### CHALLENGE:
Keep only the lines of the listing that include the word "Please", and copy them.

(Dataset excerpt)
====
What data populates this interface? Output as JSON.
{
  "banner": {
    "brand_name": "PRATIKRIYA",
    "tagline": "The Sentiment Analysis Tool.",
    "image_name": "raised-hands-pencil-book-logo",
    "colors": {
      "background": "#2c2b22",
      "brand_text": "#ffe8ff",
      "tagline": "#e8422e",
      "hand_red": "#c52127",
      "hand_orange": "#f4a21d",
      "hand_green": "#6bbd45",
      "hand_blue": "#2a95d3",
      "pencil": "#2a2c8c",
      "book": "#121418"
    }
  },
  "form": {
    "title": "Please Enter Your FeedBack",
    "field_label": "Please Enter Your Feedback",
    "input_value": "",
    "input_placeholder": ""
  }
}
====
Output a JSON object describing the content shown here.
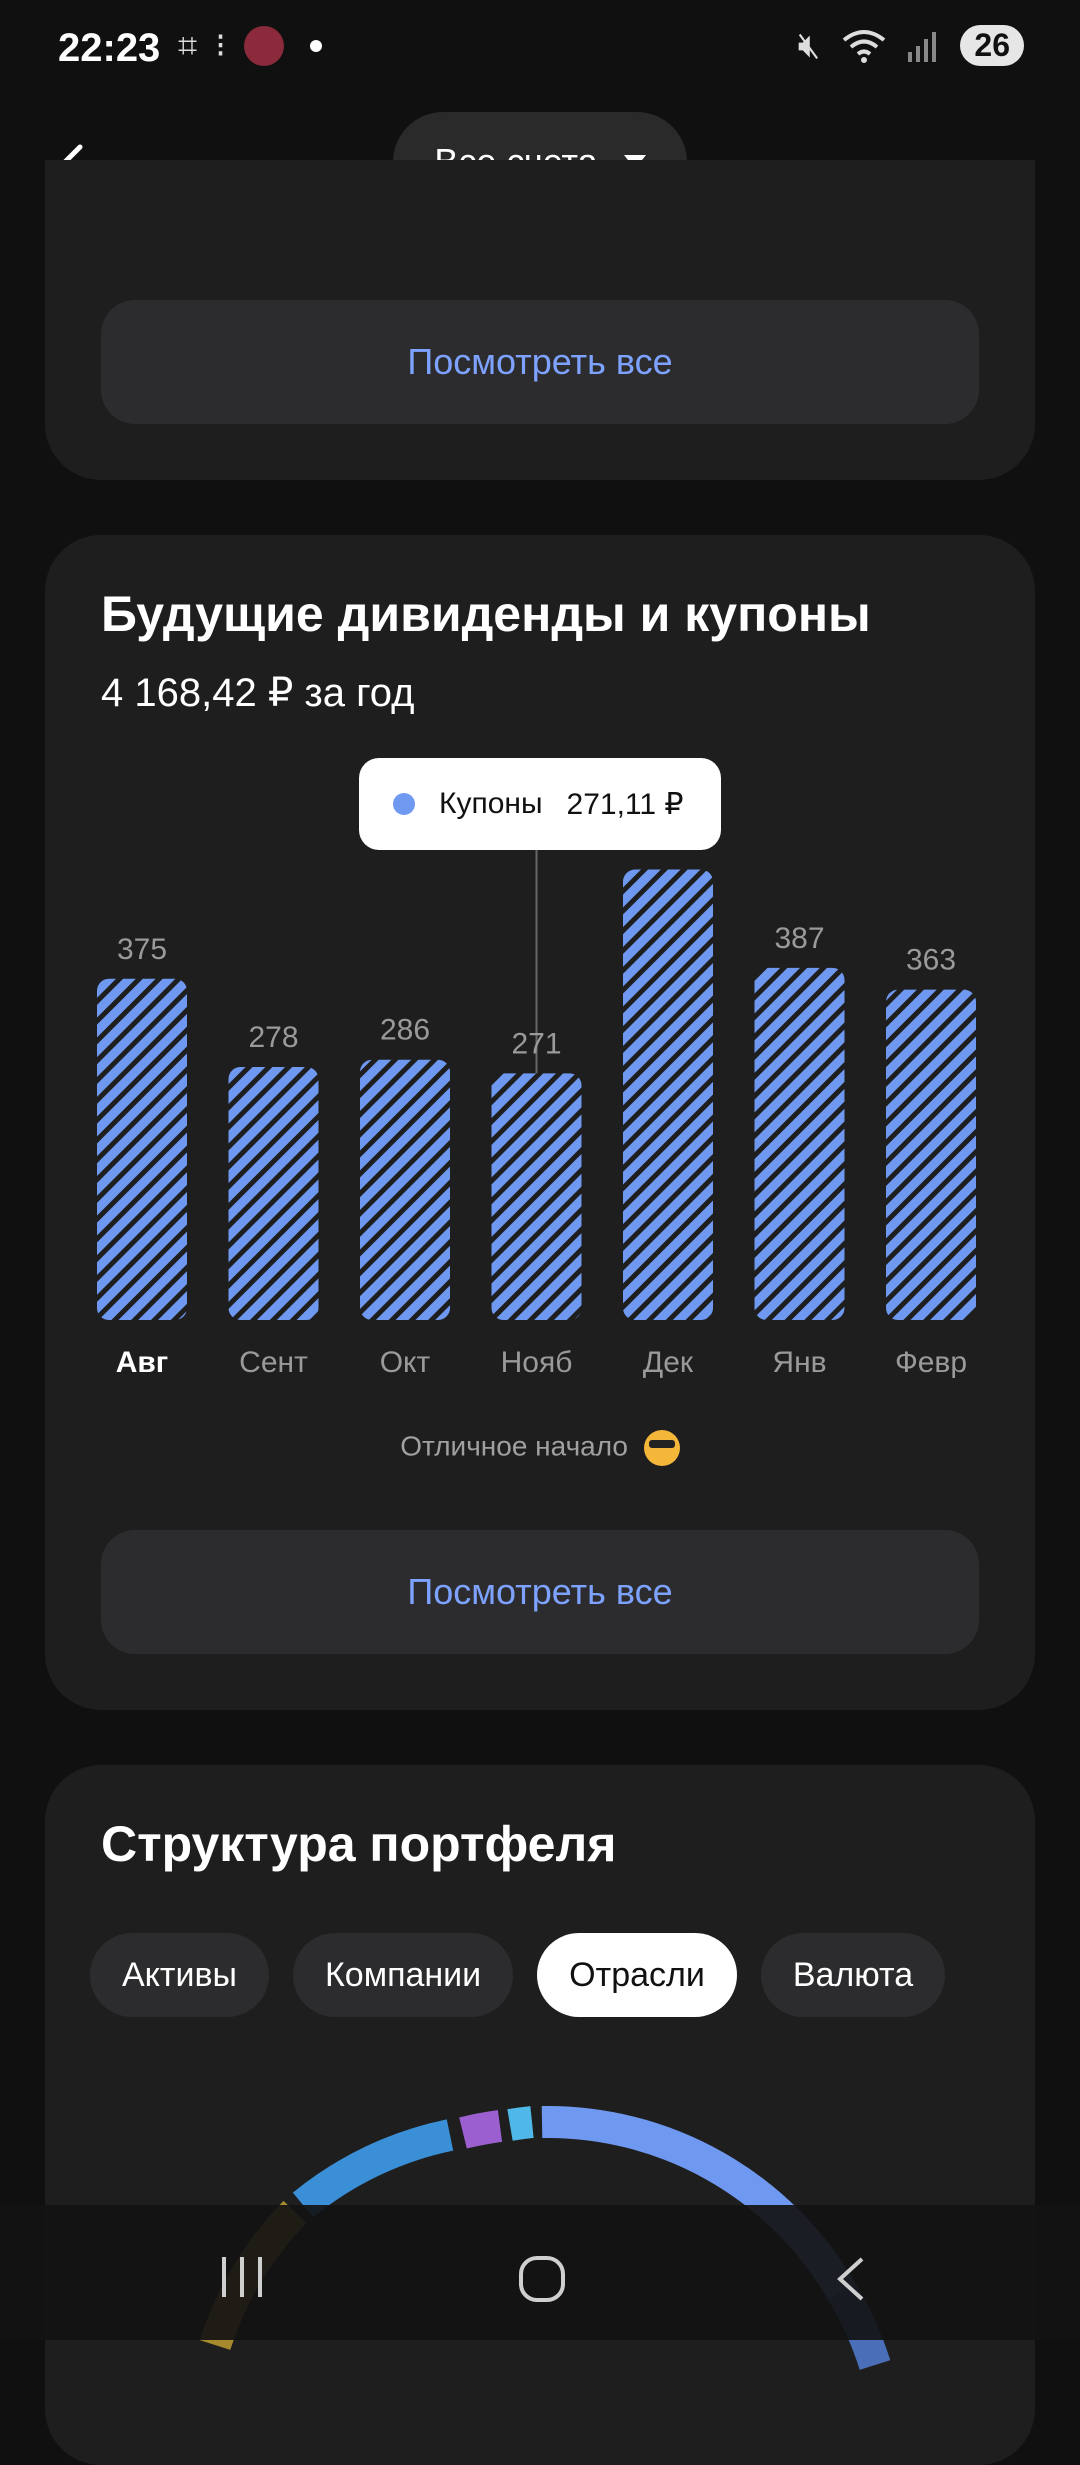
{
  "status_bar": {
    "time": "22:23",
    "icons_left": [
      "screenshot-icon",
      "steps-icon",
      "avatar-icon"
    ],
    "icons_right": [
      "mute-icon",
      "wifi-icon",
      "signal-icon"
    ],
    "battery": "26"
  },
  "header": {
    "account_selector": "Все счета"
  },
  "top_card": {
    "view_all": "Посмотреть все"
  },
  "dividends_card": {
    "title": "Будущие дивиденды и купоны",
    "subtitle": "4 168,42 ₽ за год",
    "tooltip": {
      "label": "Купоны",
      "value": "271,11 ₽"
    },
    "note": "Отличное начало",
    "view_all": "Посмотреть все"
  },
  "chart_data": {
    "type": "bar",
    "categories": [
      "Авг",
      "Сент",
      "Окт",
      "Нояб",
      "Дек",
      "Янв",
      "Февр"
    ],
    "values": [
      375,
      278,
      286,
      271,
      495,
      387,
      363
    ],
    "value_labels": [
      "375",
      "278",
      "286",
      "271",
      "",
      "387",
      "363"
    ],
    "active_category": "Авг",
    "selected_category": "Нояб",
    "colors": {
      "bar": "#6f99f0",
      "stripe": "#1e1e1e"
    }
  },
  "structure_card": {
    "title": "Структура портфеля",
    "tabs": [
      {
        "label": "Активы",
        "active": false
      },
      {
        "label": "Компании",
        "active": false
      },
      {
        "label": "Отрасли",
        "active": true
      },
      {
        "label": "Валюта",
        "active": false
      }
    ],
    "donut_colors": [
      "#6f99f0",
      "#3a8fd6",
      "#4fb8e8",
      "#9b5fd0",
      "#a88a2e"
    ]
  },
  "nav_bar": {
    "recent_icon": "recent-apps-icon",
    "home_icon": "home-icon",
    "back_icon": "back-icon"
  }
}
====
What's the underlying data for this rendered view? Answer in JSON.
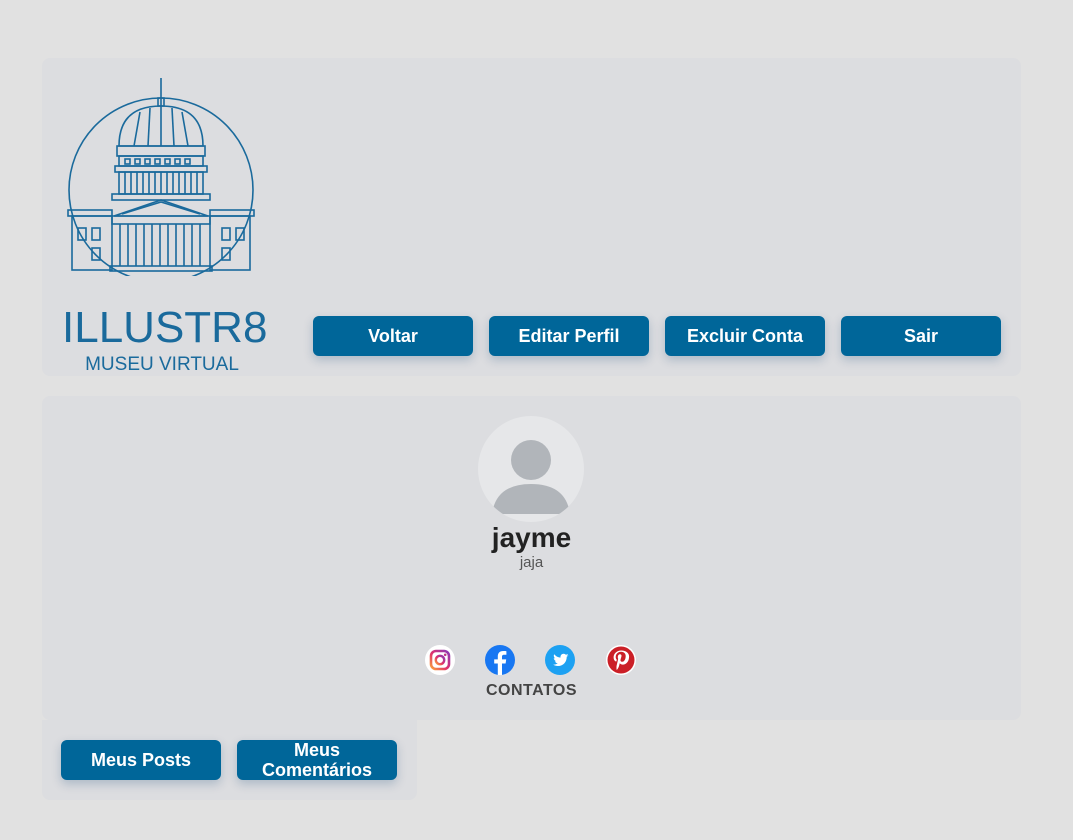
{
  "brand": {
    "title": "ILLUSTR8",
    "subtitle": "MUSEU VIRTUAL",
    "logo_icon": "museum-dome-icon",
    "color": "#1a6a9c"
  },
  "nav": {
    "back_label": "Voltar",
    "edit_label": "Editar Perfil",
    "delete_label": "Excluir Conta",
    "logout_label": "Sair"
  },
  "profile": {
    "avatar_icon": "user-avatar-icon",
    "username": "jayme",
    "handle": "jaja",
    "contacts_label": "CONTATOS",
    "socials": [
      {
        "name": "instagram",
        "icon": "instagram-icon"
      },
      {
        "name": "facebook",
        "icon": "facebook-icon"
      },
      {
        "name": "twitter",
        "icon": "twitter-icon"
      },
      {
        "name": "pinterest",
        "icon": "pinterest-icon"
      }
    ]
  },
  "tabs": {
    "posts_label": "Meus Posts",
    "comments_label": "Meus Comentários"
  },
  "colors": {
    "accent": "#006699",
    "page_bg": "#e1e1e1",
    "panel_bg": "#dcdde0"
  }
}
====
### TASK RESPONSE:
    "title": "Please Enter Your FeedBack",
    "field_label": "Please Enter Your Feedback",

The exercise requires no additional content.